Task to complete: Begin at the line that contains "OCR this image." and reproduce it along with every line after it to the end of the listing; skip any pictures.

Material provided:
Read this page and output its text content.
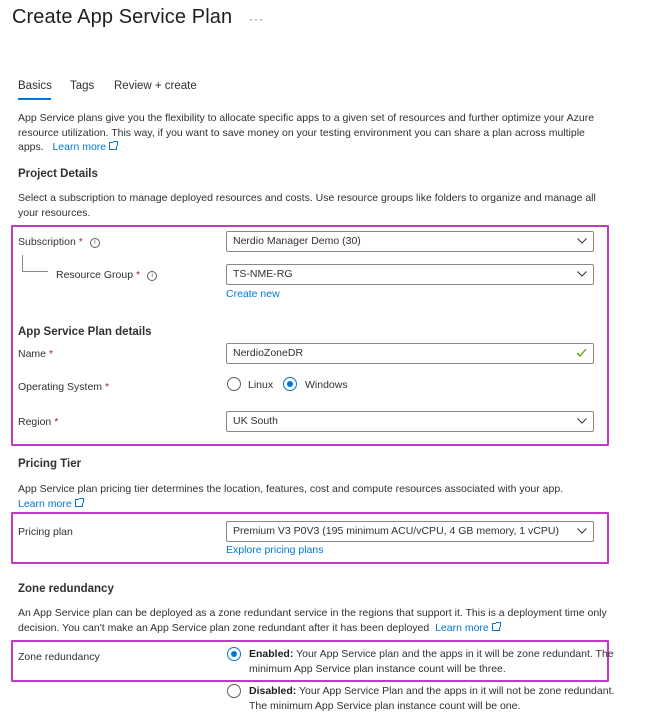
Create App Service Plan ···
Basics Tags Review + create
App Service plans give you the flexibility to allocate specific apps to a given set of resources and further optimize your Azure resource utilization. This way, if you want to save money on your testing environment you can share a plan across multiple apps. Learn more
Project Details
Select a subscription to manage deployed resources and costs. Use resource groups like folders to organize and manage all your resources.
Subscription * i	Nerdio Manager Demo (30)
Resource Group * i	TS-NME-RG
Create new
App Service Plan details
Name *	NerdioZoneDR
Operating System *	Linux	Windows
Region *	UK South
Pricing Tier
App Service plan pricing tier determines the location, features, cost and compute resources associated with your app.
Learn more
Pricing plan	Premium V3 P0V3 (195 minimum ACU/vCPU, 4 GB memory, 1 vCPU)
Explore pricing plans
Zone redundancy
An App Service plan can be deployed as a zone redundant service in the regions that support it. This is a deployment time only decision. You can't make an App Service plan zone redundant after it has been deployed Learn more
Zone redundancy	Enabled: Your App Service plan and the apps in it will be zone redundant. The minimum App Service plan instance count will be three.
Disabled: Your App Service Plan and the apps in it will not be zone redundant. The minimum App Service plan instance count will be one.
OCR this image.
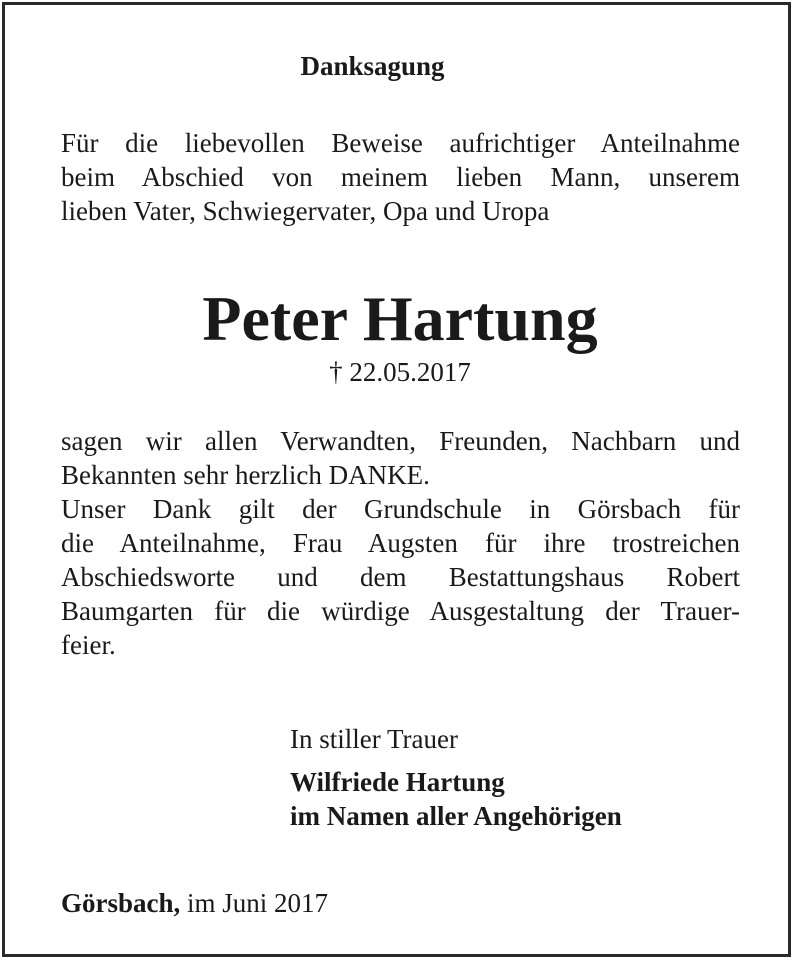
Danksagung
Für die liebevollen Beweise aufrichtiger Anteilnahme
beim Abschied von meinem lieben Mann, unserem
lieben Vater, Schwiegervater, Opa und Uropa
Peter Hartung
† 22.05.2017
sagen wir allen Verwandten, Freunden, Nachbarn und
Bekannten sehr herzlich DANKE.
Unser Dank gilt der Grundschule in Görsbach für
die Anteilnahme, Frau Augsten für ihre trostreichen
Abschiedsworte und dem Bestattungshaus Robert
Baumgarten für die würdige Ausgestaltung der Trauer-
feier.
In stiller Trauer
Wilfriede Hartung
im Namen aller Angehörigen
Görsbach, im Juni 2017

Solution for this exercise:
OCR this image.
Danksagung
Für die liebevollen Beweise aufrichtiger Anteilnahme
beim Abschied von meinem lieben Mann, unserem
lieben Vater, Schwiegervater, Opa und Uropa
Peter Hartung
† 22.05.2017
sagen wir allen Verwandten, Freunden, Nachbarn und
Bekannten sehr herzlich DANKE.
Unser Dank gilt der Grundschule in Görsbach für
die Anteilnahme, Frau Augsten für ihre trostreichen
Abschiedsworte und dem Bestattungshaus Robert
Baumgarten für die würdige Ausgestaltung der Trauer-
feier.
In stiller Trauer
Wilfriede Hartung
im Namen aller Angehörigen
Görsbach, im Juni 2017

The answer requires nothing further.